* START *
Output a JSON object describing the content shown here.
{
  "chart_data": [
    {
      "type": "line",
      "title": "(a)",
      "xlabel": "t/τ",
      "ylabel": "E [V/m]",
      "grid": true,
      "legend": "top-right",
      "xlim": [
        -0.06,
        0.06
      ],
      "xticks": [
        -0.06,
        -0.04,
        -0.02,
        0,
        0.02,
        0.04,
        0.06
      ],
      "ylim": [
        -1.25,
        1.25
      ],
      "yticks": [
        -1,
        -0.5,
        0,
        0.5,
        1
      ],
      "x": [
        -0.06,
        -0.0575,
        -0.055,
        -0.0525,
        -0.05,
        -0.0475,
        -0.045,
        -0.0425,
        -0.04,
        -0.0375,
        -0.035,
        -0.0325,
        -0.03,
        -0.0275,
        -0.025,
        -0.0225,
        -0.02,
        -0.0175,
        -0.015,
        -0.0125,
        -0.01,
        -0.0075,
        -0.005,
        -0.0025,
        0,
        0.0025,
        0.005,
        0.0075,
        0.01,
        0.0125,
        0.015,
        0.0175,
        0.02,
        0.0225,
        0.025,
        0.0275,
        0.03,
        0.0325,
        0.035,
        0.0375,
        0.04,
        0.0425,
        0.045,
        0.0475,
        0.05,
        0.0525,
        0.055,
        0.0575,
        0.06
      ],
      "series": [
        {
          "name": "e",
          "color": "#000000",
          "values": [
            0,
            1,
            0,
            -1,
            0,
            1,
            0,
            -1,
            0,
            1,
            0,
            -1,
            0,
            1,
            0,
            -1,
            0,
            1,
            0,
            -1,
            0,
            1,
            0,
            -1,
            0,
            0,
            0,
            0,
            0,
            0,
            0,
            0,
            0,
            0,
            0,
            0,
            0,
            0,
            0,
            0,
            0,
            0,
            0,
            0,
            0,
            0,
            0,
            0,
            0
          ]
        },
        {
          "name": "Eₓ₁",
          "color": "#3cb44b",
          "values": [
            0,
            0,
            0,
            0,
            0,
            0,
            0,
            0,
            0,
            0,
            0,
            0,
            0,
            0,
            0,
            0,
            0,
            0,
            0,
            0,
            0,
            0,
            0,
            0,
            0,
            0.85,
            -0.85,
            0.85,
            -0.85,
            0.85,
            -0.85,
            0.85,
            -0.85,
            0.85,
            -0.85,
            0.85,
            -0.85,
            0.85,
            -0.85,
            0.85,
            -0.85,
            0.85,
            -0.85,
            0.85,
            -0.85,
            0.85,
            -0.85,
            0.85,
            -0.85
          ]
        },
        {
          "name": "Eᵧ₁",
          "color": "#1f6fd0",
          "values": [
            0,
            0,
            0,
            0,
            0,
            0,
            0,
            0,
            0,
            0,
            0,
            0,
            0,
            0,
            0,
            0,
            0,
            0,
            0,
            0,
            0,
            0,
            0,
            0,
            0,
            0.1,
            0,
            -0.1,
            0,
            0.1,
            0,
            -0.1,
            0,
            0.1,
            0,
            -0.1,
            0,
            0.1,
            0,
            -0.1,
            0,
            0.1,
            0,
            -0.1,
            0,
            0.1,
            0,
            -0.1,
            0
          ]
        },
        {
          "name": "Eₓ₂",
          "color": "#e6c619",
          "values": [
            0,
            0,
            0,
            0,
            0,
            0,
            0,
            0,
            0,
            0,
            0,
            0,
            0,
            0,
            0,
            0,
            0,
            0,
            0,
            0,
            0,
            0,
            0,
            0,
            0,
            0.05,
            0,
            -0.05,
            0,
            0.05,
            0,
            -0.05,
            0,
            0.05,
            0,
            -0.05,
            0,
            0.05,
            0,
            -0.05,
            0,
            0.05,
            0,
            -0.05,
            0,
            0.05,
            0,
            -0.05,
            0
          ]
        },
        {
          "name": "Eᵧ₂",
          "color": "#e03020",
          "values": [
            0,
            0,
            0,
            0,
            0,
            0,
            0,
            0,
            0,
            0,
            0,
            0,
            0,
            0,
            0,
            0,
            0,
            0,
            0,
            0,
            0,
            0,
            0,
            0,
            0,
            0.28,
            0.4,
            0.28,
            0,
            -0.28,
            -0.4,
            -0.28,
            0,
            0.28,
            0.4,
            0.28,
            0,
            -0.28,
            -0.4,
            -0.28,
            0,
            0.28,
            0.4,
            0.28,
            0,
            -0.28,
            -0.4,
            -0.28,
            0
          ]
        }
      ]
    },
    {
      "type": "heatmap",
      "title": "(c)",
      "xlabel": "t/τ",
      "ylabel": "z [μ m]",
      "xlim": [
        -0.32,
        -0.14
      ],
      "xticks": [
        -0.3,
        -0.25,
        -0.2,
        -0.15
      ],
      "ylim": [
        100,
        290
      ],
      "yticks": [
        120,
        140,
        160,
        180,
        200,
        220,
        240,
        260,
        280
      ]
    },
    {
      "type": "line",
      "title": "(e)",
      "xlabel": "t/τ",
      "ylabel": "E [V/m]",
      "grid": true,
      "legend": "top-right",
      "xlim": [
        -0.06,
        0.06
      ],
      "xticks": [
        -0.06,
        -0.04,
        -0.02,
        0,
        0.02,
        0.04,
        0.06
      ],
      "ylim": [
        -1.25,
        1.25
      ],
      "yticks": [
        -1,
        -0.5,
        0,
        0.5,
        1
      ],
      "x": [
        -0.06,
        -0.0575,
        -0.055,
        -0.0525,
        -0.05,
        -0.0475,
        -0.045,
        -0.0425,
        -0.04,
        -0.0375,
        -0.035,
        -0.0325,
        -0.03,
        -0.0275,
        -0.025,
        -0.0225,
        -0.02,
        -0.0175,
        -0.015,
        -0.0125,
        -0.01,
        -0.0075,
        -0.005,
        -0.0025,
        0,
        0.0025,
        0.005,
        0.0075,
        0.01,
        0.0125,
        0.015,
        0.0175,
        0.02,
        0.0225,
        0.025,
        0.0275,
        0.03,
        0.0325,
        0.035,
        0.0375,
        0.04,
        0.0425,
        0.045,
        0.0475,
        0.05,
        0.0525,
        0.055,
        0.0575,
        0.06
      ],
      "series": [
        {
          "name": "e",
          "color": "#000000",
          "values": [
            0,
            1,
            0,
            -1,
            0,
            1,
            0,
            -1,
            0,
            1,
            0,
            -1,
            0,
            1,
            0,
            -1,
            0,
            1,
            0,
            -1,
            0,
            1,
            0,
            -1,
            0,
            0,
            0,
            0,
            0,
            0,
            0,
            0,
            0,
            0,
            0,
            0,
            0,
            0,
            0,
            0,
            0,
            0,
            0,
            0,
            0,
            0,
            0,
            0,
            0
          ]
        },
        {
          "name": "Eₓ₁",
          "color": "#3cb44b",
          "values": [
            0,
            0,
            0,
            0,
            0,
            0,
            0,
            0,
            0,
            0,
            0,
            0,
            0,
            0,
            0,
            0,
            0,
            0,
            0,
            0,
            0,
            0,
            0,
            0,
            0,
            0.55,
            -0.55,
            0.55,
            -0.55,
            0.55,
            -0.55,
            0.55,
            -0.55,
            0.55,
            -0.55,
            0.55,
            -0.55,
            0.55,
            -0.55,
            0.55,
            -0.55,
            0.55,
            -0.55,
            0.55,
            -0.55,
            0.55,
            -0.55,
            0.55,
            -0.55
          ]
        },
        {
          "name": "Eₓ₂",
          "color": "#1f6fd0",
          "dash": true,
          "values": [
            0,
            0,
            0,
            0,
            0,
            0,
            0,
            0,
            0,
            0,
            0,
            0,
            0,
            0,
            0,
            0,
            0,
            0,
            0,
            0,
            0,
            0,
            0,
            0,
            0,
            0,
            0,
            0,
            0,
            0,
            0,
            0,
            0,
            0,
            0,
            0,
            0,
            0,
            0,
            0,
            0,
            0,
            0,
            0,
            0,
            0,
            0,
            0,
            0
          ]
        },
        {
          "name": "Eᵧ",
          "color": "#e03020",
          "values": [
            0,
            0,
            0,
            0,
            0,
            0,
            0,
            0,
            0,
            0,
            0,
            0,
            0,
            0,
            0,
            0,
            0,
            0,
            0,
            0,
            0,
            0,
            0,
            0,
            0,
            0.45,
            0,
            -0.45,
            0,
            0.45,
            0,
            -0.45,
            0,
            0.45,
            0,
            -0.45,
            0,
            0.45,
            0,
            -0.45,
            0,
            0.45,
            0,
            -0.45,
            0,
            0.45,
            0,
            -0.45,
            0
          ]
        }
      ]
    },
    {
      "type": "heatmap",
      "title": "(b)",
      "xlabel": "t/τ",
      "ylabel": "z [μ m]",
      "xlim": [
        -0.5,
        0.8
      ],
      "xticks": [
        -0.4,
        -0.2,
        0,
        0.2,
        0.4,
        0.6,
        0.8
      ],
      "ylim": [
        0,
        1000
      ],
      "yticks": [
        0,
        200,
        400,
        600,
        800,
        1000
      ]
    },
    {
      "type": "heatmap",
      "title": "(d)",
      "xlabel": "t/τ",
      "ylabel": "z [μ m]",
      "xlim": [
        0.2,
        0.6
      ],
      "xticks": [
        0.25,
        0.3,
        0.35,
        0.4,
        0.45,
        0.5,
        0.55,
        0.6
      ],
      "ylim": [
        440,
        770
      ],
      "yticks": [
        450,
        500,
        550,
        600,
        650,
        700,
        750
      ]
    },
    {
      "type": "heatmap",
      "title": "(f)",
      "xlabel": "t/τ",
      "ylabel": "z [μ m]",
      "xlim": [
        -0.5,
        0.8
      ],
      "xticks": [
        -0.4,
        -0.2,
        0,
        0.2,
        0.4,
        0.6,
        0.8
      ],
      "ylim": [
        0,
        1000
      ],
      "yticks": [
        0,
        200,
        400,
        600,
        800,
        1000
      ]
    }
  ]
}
* END *
● **WRITTEN PROBLEM**
Using the data above, copy each line that contains "title".

● **WRITTEN ANSWER**
      "title": "(a)",
      "title": "(c)",
      "title": "(e)",
      "title": "(b)",
      "title": "(d)",
      "title": "(f)",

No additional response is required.